GIVEN REQUEST ::
Without the pictures, give the entries below again exactly as written.

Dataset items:
■ ■ ■ ■ ■ ■ ■

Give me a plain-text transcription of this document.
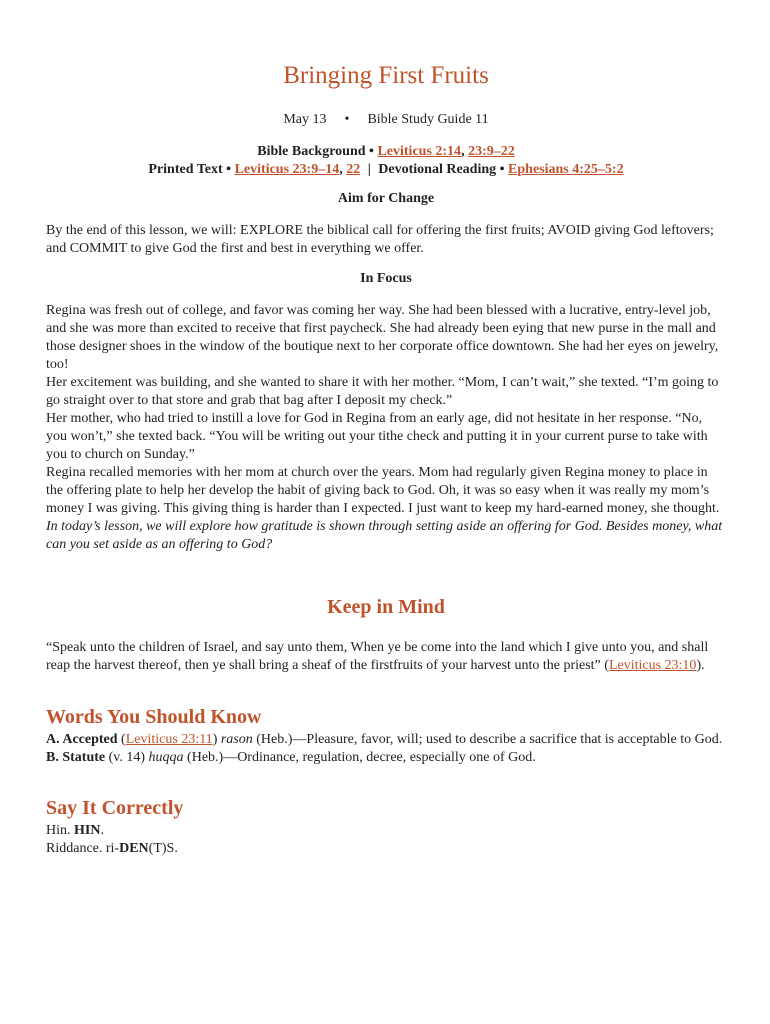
Bringing First Fruits
May 13 • Bible Study Guide 11
Bible Background • Leviticus 2:14, 23:9–22
Printed Text • Leviticus 23:9–14, 22 | Devotional Reading • Ephesians 4:25–5:2
Aim for Change
By the end of this lesson, we will: EXPLORE the biblical call for offering the first fruits; AVOID giving God leftovers; and COMMIT to give God the first and best in everything we offer.
In Focus

Regina was fresh out of college, and favor was coming her way. She had been blessed with a lucrative, entry-level job, and she was more than excited to receive that first paycheck. She had already been eying that new purse in the mall and those designer shoes in the window of the boutique next to her corporate office downtown. She had her eyes on jewelry, too!

Her excitement was building, and she wanted to share it with her mother. “Mom, I can’t wait,” she texted. “I’m going to go straight over to that store and grab that bag after I deposit my check.”

Her mother, who had tried to instill a love for God in Regina from an early age, did not hesitate in her response. “No, you won’t,” she texted back. “You will be writing out your tithe check and putting it in your current purse to take with you to church on Sunday.”

Regina recalled memories with her mom at church over the years. Mom had regularly given Regina money to place in the offering plate to help her develop the habit of giving back to God. Oh, it was so easy when it was really my mom’s money I was giving. This giving thing is harder than I expected. I just want to keep my hard-earned money, she thought.

In today’s lesson, we will explore how gratitude is shown through setting aside an offering for God. Besides money, what can you set aside as an offering to God?

Keep in Mind
“Speak unto the children of Israel, and say unto them, When ye be come into the land which I give unto you, and shall reap the harvest thereof, then ye shall bring a sheaf of the firstfruits of your harvest unto the priest” (Leviticus 23:10).
Words You Should Know

A. Accepted (Leviticus 23:11) rason (Heb.)—Pleasure, favor, will; used to describe a sacrifice that is acceptable to God.

B. Statute (v. 14) huqqa (Heb.)—Ordinance, regulation, decree, especially one of God.

Say It Correctly

Hin. HIN.

Riddance. ri-DEN(T)S.
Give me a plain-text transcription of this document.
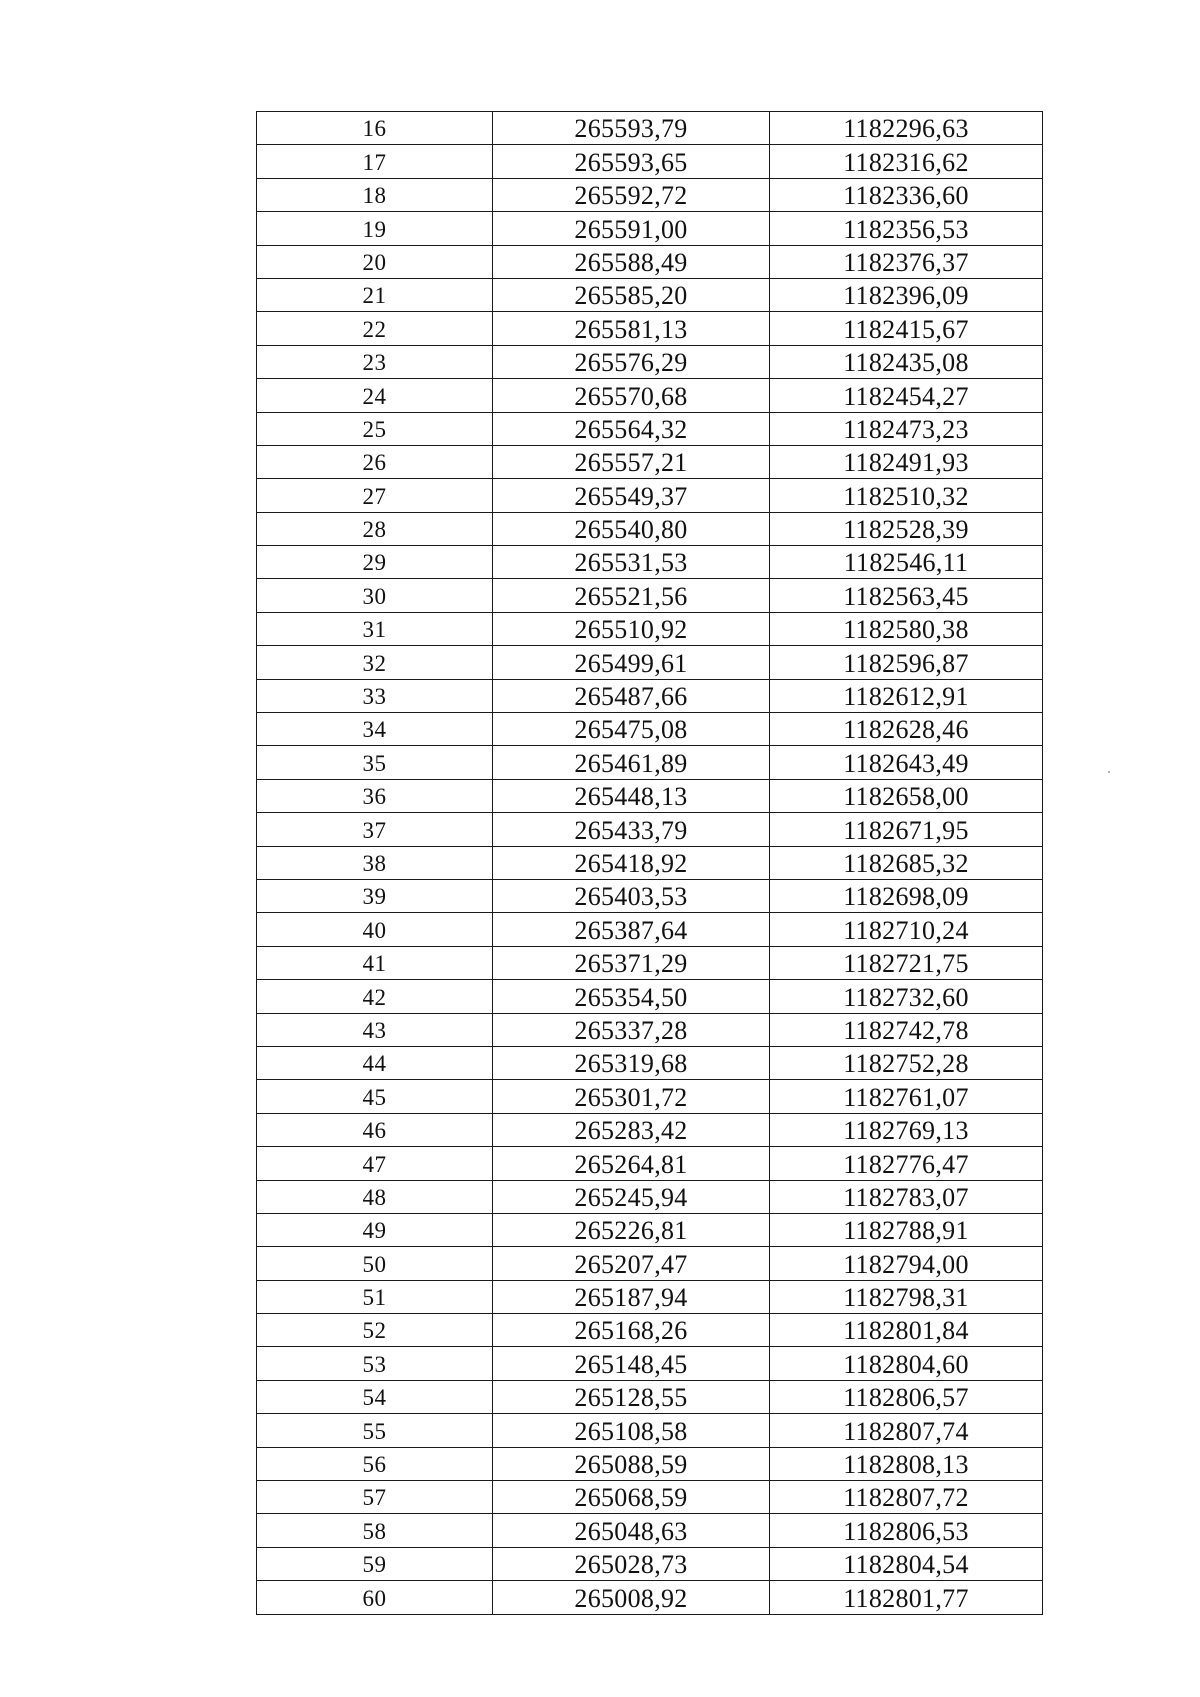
16	265593,79	1182296,63
17	265593,65	1182316,62
18	265592,72	1182336,60
19	265591,00	1182356,53
20	265588,49	1182376,37
21	265585,20	1182396,09
22	265581,13	1182415,67
23	265576,29	1182435,08
24	265570,68	1182454,27
25	265564,32	1182473,23
26	265557,21	1182491,93
27	265549,37	1182510,32
28	265540,80	1182528,39
29	265531,53	1182546,11
30	265521,56	1182563,45
31	265510,92	1182580,38
32	265499,61	1182596,87
33	265487,66	1182612,91
34	265475,08	1182628,46
35	265461,89	1182643,49
36	265448,13	1182658,00
37	265433,79	1182671,95
38	265418,92	1182685,32
39	265403,53	1182698,09
40	265387,64	1182710,24
41	265371,29	1182721,75
42	265354,50	1182732,60
43	265337,28	1182742,78
44	265319,68	1182752,28
45	265301,72	1182761,07
46	265283,42	1182769,13
47	265264,81	1182776,47
48	265245,94	1182783,07
49	265226,81	1182788,91
50	265207,47	1182794,00
51	265187,94	1182798,31
52	265168,26	1182801,84
53	265148,45	1182804,60
54	265128,55	1182806,57
55	265108,58	1182807,74
56	265088,59	1182808,13
57	265068,59	1182807,72
58	265048,63	1182806,53
59	265028,73	1182804,54
60	265008,92	1182801,77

■ ■ ■ ■ ■ ■ ■

TASK RESULT ::
Give me a plain-text transcription of this document.
Bringing First Fruits
May 13 • Bible Study Guide 11
Bible Background • Leviticus 2:14, 23:9–22
Printed Text • Leviticus 23:9–14, 22 | Devotional Reading • Ephesians 4:25–5:2
Aim for Change
By the end of this lesson, we will: EXPLORE the biblical call for offering the first fruits; AVOID giving God leftovers; and COMMIT to give God the first and best in everything we offer.
In Focus

Regina was fresh out of college, and favor was coming her way. She had been blessed with a lucrative, entry-level job, and she was more than excited to receive that first paycheck. She had already been eying that new purse in the mall and those designer shoes in the window of the boutique next to her corporate office downtown. She had her eyes on jewelry, too!

Her excitement was building, and she wanted to share it with her mother. “Mom, I can’t wait,” she texted. “I’m going to go straight over to that store and grab that bag after I deposit my check.”

Her mother, who had tried to instill a love for God in Regina from an early age, did not hesitate in her response. “No, you won’t,” she texted back. “You will be writing out your tithe check and putting it in your current purse to take with you to church on Sunday.”

Regina recalled memories with her mom at church over the years. Mom had regularly given Regina money to place in the offering plate to help her develop the habit of giving back to God. Oh, it was so easy when it was really my mom’s money I was giving. This giving thing is harder than I expected. I just want to keep my hard-earned money, she thought.

In today’s lesson, we will explore how gratitude is shown through setting aside an offering for God. Besides money, what can you set aside as an offering to God?

Keep in Mind
“Speak unto the children of Israel, and say unto them, When ye be come into the land which I give unto you, and shall reap the harvest thereof, then ye shall bring a sheaf of the firstfruits of your harvest unto the priest” (Leviticus 23:10).
Words You Should Know

A. Accepted (Leviticus 23:11) rason (Heb.)—Pleasure, favor, will; used to describe a sacrifice that is acceptable to God.

B. Statute (v. 14) huqqa (Heb.)—Ordinance, regulation, decree, especially one of God.

Say It Correctly

Hin. HIN.

Riddance. ri-DEN(T)S.
Give me a plain-text transcription of this document.
16	265593,79	1182296,63
17	265593,65	1182316,62
18	265592,72	1182336,60
19	265591,00	1182356,53
20	265588,49	1182376,37
21	265585,20	1182396,09
22	265581,13	1182415,67
23	265576,29	1182435,08
24	265570,68	1182454,27
25	265564,32	1182473,23
26	265557,21	1182491,93
27	265549,37	1182510,32
28	265540,80	1182528,39
29	265531,53	1182546,11
30	265521,56	1182563,45
31	265510,92	1182580,38
32	265499,61	1182596,87
33	265487,66	1182612,91
34	265475,08	1182628,46
35	265461,89	1182643,49
36	265448,13	1182658,00
37	265433,79	1182671,95
38	265418,92	1182685,32
39	265403,53	1182698,09
40	265387,64	1182710,24
41	265371,29	1182721,75
42	265354,50	1182732,60
43	265337,28	1182742,78
44	265319,68	1182752,28
45	265301,72	1182761,07
46	265283,42	1182769,13
47	265264,81	1182776,47
48	265245,94	1182783,07
49	265226,81	1182788,91
50	265207,47	1182794,00
51	265187,94	1182798,31
52	265168,26	1182801,84
53	265148,45	1182804,60
54	265128,55	1182806,57
55	265108,58	1182807,74
56	265088,59	1182808,13
57	265068,59	1182807,72
58	265048,63	1182806,53
59	265028,73	1182804,54
60	265008,92	1182801,77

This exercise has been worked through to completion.